Reading the listing below, count the lines that contain the word "follows" and give that count alone.

_Collected data_

Begin

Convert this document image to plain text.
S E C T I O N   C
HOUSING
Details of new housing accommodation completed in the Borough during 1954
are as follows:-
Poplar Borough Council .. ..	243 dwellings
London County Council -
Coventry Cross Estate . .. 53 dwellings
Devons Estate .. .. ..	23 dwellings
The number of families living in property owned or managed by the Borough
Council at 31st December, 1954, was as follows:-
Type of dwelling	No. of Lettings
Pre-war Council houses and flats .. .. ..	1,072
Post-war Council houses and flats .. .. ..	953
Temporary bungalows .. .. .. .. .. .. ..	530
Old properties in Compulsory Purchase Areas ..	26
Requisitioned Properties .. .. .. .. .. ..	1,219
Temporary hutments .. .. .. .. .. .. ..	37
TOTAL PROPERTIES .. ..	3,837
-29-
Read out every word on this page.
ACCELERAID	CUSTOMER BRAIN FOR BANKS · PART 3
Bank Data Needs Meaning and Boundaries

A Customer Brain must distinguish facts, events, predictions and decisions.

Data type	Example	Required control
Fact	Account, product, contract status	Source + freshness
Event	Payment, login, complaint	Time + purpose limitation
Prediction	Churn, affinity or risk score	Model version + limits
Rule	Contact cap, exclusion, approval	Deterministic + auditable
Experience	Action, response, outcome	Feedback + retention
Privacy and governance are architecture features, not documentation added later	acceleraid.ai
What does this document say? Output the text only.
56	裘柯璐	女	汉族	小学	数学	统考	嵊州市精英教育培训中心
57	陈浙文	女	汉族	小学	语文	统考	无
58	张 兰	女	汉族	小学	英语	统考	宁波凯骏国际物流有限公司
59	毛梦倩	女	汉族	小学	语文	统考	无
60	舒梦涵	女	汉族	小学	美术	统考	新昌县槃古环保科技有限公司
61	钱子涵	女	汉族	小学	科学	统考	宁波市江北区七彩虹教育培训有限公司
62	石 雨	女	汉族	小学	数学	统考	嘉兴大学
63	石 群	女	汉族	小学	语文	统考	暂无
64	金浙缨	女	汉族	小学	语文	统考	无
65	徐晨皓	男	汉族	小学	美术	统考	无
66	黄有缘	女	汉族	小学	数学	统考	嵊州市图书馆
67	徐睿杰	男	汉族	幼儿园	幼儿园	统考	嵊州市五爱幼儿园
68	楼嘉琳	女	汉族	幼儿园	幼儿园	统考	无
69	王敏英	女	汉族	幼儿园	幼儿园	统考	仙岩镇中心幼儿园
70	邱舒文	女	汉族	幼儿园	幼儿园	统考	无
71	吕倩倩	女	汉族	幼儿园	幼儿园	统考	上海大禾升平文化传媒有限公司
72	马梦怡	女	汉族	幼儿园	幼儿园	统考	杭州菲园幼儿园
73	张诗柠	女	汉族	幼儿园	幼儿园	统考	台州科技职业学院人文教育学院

End

_Written answer_
2